▶ _Task to carry out_
Pull every line of the entries that has the word "color".

----- Data supplied -----

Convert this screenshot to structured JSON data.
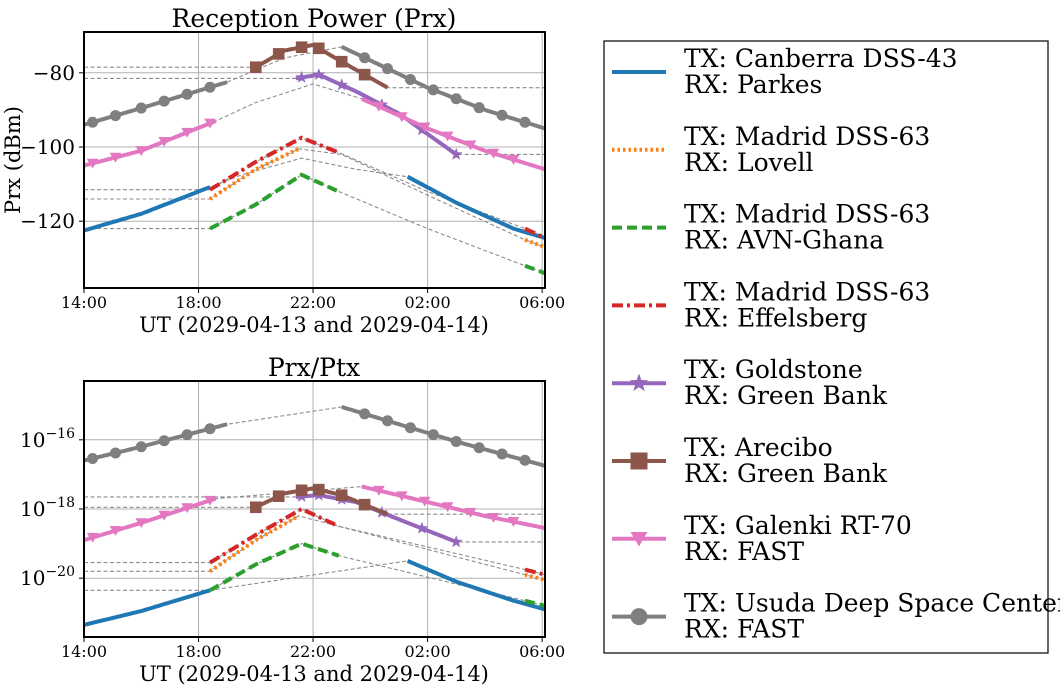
{
  "chart_data": [
    {
      "type": "line",
      "title": "Reception Power (Prx)",
      "xlabel": "UT (2029-04-13 and 2029-04-14)",
      "ylabel": "Prx (dBm)",
      "x_ticks": [
        "14:00",
        "18:00",
        "22:00",
        "02:00",
        "06:00"
      ],
      "x_range_hours": [
        14,
        30.1
      ],
      "y_scale": "linear",
      "ylim": [
        -138,
        -69
      ],
      "y_ticks": [
        -120,
        -100,
        -80
      ],
      "y_tick_labels": [
        "−120",
        "−100",
        "−80"
      ],
      "grid": true,
      "series": [
        {
          "name": "TX: Canberra DSS-43 RX: Parkes",
          "visible_hours": [
            [
              14.0,
              18.4
            ],
            [
              25.3,
              30.1
            ]
          ],
          "x": [
            14,
            16,
            18,
            19.5,
            21.6,
            23.5,
            25.3,
            27,
            29,
            30.1
          ],
          "y": [
            -122.5,
            -118,
            -112,
            -107.5,
            -103,
            -106,
            -108,
            -115,
            -122,
            -124.5
          ]
        },
        {
          "name": "TX: Madrid DSS-63 RX: Lovell",
          "visible_hours": [
            [
              18.4,
              21.5
            ],
            [
              29.4,
              30.1
            ]
          ],
          "x": [
            18.4,
            20,
            21.5,
            23,
            26,
            29.4,
            30.1
          ],
          "y": [
            -114,
            -106,
            -100.5,
            -102,
            -113,
            -125,
            -127
          ]
        },
        {
          "name": "TX: Madrid DSS-63 RX: AVN-Ghana",
          "visible_hours": [
            [
              18.4,
              22.9
            ],
            [
              29.4,
              30.1
            ]
          ],
          "x": [
            18.4,
            20,
            21.6,
            22.9,
            26,
            29.4,
            30.1
          ],
          "y": [
            -122,
            -115.5,
            -107.5,
            -112,
            -122,
            -132,
            -134
          ]
        },
        {
          "name": "TX: Madrid DSS-63 RX: Effelsberg",
          "visible_hours": [
            [
              18.4,
              22.9
            ],
            [
              29.4,
              30.1
            ]
          ],
          "x": [
            18.4,
            20,
            21.6,
            22.9,
            26,
            29.4,
            30.1
          ],
          "y": [
            -111.5,
            -104,
            -97.5,
            -101.5,
            -112,
            -122,
            -124.5
          ]
        },
        {
          "name": "TX: Goldstone RX: Green Bank",
          "visible_hours": [
            [
              21.4,
              27.0
            ]
          ],
          "markers_x": [
            21.6,
            22.2,
            23.0,
            24.4,
            25.8,
            27.0
          ],
          "x": [
            21.4,
            22.2,
            23.5,
            25,
            27
          ],
          "y": [
            -81.5,
            -80.5,
            -85,
            -91,
            -102
          ]
        },
        {
          "name": "TX: Arecibo RX: Green Bank",
          "visible_hours": [
            [
              20.0,
              24.6
            ]
          ],
          "markers_x": [
            20.0,
            20.8,
            21.6,
            22.2,
            23.0,
            23.8
          ],
          "x": [
            20,
            21,
            22,
            23,
            24.6
          ],
          "y": [
            -78.5,
            -74,
            -72.5,
            -77,
            -84
          ]
        },
        {
          "name": "TX: Galenki RT-70 RX: FAST",
          "visible_hours": [
            [
              14.0,
              18.6
            ],
            [
              23.7,
              30.1
            ]
          ],
          "markers_x": [
            14.3,
            15.1,
            16.0,
            16.8,
            17.6,
            18.4,
            24.3,
            25.1,
            25.9,
            26.7,
            27.5,
            28.3,
            29.0
          ],
          "x": [
            14,
            16,
            18.6,
            20,
            22,
            23.7,
            26,
            28,
            30.1
          ],
          "y": [
            -105,
            -101,
            -93,
            -88,
            -83,
            -87,
            -95,
            -101,
            -106
          ]
        },
        {
          "name": "TX: Usuda Deep Space Center RX: FAST",
          "visible_hours": [
            [
              14.0,
              19.0
            ],
            [
              23.0,
              30.1
            ]
          ],
          "markers_x": [
            14.3,
            15.1,
            16.0,
            16.8,
            17.6,
            18.4,
            23.8,
            24.6,
            25.4,
            26.2,
            27.0,
            27.8,
            28.6,
            29.4
          ],
          "x": [
            14,
            16,
            19,
            21,
            23,
            26,
            28,
            30.1
          ],
          "y": [
            -94,
            -89.5,
            -82.5,
            -76,
            -73,
            -84,
            -90,
            -95
          ]
        }
      ]
    },
    {
      "type": "line",
      "title": "Prx/Ptx",
      "xlabel": "UT (2029-04-13 and 2029-04-14)",
      "ylabel": "",
      "x_ticks": [
        "14:00",
        "18:00",
        "22:00",
        "02:00",
        "06:00"
      ],
      "x_range_hours": [
        14,
        30.1
      ],
      "y_scale": "log",
      "ylim_log10": [
        -21.7,
        -14.3
      ],
      "y_tick_exponents": [
        -20,
        -18,
        -16
      ],
      "grid": true,
      "series": [
        {
          "name": "TX: Canberra DSS-43 RX: Parkes",
          "log10_x": [
            14,
            16,
            18.4,
            25.3,
            27,
            29,
            30.1
          ],
          "log10_y": [
            -21.35,
            -20.95,
            -20.35,
            -19.5,
            -20.1,
            -20.65,
            -20.9
          ]
        },
        {
          "name": "TX: Madrid DSS-63 RX: Lovell",
          "log10_x": [
            18.4,
            20,
            21.5,
            29.4,
            30.1
          ],
          "log10_y": [
            -19.8,
            -18.9,
            -18.2,
            -19.9,
            -20.05
          ]
        },
        {
          "name": "TX: Madrid DSS-63 RX: AVN-Ghana",
          "log10_x": [
            18.4,
            20,
            21.6,
            22.9,
            29.4,
            30.1
          ],
          "log10_y": [
            -20.35,
            -19.6,
            -19.0,
            -19.35,
            -20.65,
            -20.8
          ]
        },
        {
          "name": "TX: Madrid DSS-63 RX: Effelsberg",
          "log10_x": [
            18.4,
            20,
            21.6,
            22.9,
            29.4,
            30.1
          ],
          "log10_y": [
            -19.55,
            -18.75,
            -18.0,
            -18.5,
            -19.75,
            -19.9
          ]
        },
        {
          "name": "TX: Goldstone RX: Green Bank",
          "log10_x": [
            21.4,
            22.2,
            23.5,
            25,
            27
          ],
          "log10_y": [
            -17.65,
            -17.6,
            -17.8,
            -18.3,
            -18.95
          ]
        },
        {
          "name": "TX: Arecibo RX: Green Bank",
          "log10_x": [
            20,
            21,
            22,
            23,
            24.6
          ],
          "log10_y": [
            -17.95,
            -17.55,
            -17.4,
            -17.6,
            -18.15
          ]
        },
        {
          "name": "TX: Galenki RT-70 RX: FAST",
          "log10_x": [
            14,
            16,
            18.6,
            23.7,
            26,
            28,
            30.1
          ],
          "log10_y": [
            -18.9,
            -18.4,
            -17.7,
            -17.35,
            -17.8,
            -18.2,
            -18.55
          ]
        },
        {
          "name": "TX: Usuda Deep Space Center RX: FAST",
          "log10_x": [
            14,
            16,
            19,
            23,
            25,
            27,
            30.1
          ],
          "log10_y": [
            -16.6,
            -16.2,
            -15.55,
            -15.05,
            -15.55,
            -16.05,
            -16.75
          ]
        }
      ]
    }
  ],
  "legend": [
    {
      "line1": "TX: Canberra DSS-43",
      "line2": "RX: Parkes",
      "color": "#1f77b4",
      "style": "solid",
      "marker": "none"
    },
    {
      "line1": "TX: Madrid DSS-63",
      "line2": "RX: Lovell",
      "color": "#ff7f0e",
      "style": "dotted",
      "marker": "none"
    },
    {
      "line1": "TX: Madrid DSS-63",
      "line2": "RX: AVN-Ghana",
      "color": "#2ca02c",
      "style": "dashed",
      "marker": "none"
    },
    {
      "line1": "TX: Madrid DSS-63",
      "line2": "RX: Effelsberg",
      "color": "#d62728",
      "style": "dashdot",
      "marker": "none"
    },
    {
      "line1": "TX: Goldstone",
      "line2": "RX: Green Bank",
      "color": "#9467bd",
      "style": "solid",
      "marker": "star"
    },
    {
      "line1": "TX: Arecibo",
      "line2": "RX: Green Bank",
      "color": "#8c564b",
      "style": "solid",
      "marker": "square"
    },
    {
      "line1": "TX: Galenki RT-70",
      "line2": "RX: FAST",
      "color": "#e377c2",
      "style": "solid",
      "marker": "triangle-down"
    },
    {
      "line1": "TX: Usuda Deep Space Center",
      "line2": "RX: FAST",
      "color": "#7f7f7f",
      "style": "solid",
      "marker": "circle"
    }
  ]
}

-----

▶ _Result of this task_
      "color": "#1f77b4",
      "color": "#ff7f0e",
      "color": "#2ca02c",
      "color": "#d62728",
      "color": "#9467bd",
      "color": "#8c564b",
      "color": "#e377c2",
      "color": "#7f7f7f",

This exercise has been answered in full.